* begin RECORDS TO PROCESS *

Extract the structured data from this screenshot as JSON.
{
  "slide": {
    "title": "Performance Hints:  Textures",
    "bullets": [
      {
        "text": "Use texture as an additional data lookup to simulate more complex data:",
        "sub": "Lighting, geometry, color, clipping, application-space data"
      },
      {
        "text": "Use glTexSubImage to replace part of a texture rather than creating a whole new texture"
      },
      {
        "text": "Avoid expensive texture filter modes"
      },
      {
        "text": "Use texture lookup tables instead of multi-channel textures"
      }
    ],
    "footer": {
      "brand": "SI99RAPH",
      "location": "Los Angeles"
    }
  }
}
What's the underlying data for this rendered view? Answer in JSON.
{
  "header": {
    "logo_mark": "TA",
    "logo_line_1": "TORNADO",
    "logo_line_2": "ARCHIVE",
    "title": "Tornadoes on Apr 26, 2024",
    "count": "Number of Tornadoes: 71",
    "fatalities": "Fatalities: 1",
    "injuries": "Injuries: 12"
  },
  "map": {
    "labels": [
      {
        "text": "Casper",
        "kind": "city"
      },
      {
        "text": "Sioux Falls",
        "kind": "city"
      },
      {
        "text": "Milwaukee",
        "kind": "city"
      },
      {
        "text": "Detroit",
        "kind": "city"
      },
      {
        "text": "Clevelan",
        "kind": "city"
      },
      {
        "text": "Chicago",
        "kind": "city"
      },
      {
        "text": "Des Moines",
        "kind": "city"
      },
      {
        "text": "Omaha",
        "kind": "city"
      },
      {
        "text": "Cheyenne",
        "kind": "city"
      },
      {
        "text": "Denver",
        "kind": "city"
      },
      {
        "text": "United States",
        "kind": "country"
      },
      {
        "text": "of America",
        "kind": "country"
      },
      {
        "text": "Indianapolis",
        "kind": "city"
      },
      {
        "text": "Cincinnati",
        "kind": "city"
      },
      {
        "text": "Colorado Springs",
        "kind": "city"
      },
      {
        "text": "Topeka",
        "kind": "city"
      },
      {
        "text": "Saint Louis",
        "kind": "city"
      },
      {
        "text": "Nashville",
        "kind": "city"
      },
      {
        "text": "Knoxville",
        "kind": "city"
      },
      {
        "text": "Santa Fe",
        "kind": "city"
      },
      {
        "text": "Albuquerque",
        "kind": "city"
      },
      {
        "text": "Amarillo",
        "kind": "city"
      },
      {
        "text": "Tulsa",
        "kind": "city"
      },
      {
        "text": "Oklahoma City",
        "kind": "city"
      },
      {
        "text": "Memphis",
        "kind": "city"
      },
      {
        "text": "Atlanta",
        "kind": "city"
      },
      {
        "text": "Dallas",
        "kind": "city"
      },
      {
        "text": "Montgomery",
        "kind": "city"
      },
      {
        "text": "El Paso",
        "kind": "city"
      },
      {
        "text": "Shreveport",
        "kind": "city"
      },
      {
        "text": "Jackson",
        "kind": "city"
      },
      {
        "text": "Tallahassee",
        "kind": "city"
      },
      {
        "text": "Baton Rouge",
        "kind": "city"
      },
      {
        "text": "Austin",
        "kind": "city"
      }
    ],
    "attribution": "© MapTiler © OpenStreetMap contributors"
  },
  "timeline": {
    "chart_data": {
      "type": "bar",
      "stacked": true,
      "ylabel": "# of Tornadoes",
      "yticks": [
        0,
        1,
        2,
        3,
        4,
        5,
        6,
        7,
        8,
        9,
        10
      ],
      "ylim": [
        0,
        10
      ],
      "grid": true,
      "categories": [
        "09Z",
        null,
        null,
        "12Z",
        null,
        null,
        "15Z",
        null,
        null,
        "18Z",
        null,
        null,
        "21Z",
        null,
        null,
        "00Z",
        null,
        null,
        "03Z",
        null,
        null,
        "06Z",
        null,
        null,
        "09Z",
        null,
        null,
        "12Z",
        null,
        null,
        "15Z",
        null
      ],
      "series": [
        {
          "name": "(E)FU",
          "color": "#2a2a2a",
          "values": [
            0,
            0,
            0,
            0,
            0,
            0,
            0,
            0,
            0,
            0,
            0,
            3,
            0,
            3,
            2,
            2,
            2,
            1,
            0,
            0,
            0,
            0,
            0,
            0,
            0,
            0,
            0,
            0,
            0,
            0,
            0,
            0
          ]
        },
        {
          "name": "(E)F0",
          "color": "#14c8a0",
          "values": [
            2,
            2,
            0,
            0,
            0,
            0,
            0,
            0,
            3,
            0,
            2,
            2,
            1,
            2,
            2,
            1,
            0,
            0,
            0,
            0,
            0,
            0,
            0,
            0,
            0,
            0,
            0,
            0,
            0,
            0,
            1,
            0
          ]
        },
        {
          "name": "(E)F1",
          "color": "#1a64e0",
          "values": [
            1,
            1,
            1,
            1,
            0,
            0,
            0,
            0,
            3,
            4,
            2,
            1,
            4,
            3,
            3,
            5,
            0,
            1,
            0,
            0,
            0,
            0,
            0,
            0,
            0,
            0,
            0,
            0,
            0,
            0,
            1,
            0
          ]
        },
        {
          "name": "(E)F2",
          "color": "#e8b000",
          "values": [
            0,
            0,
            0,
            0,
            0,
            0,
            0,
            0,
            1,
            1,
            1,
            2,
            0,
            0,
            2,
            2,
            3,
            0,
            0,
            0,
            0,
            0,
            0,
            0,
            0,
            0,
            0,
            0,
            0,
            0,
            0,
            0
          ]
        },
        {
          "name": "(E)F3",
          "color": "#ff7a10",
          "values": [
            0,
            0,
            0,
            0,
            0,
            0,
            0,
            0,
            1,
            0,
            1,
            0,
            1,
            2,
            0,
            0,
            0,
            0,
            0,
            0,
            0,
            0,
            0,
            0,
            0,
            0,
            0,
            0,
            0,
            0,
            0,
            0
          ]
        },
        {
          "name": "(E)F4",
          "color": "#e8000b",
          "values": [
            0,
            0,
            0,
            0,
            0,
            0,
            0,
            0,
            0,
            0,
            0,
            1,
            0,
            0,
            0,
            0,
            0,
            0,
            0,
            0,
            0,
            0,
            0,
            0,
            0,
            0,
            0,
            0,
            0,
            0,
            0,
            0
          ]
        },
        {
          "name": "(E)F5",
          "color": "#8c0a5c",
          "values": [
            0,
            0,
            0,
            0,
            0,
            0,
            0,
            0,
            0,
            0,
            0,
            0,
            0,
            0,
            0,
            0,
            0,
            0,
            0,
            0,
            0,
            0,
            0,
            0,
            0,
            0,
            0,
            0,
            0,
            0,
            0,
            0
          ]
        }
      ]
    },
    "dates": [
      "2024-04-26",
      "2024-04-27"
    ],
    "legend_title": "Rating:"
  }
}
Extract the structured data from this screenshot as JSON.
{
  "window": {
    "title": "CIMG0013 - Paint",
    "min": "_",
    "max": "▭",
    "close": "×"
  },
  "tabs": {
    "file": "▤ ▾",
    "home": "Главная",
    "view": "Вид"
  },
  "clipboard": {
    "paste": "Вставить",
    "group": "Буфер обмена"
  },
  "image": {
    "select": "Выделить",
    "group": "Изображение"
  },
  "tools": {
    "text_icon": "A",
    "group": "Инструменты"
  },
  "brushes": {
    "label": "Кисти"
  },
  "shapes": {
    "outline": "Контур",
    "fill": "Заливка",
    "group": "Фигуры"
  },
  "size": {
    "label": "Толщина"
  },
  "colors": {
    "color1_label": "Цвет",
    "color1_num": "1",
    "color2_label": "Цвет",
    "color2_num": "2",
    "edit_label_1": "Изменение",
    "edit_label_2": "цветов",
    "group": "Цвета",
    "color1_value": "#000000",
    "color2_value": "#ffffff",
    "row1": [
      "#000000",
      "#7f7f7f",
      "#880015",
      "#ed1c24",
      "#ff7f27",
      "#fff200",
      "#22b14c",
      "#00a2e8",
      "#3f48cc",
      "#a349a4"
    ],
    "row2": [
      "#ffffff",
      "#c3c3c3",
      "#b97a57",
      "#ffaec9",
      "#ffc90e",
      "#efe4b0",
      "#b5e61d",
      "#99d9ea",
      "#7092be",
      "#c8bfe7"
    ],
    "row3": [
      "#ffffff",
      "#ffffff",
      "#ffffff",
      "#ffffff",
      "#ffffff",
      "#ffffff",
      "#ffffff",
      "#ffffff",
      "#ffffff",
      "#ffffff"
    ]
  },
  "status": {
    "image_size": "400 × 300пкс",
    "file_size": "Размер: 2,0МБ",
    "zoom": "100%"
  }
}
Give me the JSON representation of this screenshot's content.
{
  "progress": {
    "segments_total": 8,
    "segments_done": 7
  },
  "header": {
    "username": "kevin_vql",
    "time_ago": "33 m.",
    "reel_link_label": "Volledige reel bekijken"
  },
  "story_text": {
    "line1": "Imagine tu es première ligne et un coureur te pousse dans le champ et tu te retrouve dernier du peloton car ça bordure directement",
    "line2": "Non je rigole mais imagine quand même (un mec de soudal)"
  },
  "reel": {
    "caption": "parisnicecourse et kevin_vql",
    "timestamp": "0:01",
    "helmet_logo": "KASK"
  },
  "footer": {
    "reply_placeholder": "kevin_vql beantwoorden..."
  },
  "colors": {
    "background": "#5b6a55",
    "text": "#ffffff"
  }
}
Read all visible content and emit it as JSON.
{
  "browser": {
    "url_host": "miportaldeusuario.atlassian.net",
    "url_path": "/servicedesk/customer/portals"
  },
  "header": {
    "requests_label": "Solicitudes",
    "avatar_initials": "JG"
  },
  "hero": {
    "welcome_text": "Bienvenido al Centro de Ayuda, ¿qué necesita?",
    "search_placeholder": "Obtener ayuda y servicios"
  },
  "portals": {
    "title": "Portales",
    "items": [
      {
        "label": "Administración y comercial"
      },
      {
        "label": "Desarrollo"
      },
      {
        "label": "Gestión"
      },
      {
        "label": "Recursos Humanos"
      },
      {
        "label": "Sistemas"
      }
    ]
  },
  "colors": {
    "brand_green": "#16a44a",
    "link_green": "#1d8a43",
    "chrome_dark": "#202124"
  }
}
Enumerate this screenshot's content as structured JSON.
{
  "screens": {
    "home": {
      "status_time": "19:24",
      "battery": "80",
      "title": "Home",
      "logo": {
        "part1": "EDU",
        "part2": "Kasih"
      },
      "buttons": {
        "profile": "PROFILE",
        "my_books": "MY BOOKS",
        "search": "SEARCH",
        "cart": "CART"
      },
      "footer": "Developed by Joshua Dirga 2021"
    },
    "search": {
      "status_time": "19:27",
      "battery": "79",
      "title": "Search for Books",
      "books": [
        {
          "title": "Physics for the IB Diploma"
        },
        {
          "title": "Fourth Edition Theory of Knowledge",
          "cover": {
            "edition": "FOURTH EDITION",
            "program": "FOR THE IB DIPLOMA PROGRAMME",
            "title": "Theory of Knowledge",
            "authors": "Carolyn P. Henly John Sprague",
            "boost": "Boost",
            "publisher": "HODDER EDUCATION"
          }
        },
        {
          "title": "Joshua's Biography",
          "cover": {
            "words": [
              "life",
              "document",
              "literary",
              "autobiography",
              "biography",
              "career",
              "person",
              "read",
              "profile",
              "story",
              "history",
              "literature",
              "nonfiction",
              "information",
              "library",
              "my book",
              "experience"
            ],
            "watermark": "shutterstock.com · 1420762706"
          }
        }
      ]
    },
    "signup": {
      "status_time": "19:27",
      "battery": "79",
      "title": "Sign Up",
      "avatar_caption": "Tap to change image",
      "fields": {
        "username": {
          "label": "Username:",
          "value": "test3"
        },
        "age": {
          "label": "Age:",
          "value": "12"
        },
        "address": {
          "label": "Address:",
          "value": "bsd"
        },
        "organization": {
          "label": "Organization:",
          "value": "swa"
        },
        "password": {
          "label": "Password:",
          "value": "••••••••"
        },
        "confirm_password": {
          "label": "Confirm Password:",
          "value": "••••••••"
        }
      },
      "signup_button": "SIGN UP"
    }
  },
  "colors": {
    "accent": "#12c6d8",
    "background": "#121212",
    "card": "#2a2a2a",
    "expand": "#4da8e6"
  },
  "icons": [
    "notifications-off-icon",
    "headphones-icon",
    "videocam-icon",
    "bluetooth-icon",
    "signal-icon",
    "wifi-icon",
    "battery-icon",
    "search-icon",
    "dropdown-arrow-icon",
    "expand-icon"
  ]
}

* end RECORDS TO PROCESS *

Using the material above, count the lines containing the word "this". Reply with the number alone.

SOLUTION: 5